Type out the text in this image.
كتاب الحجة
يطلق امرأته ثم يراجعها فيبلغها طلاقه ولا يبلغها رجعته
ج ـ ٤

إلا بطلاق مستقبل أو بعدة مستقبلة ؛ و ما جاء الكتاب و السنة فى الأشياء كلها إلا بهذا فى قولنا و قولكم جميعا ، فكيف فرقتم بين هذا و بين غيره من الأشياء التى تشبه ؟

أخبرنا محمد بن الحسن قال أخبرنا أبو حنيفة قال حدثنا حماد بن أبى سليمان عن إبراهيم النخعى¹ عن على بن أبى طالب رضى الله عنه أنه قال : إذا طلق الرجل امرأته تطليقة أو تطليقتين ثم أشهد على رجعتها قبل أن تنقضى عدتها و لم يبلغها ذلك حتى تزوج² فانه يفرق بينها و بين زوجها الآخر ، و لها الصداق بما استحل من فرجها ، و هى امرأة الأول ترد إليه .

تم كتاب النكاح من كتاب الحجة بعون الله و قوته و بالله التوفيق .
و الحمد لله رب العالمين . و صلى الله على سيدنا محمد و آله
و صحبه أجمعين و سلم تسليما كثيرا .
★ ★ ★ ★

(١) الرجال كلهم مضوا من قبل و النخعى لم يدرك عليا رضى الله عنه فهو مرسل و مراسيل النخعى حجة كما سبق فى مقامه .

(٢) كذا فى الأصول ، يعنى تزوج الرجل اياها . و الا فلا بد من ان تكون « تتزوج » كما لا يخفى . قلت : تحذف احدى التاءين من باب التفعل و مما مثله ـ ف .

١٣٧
--------------------
Your answer should be one number: how many lines of the listing include the word "الحجة".

2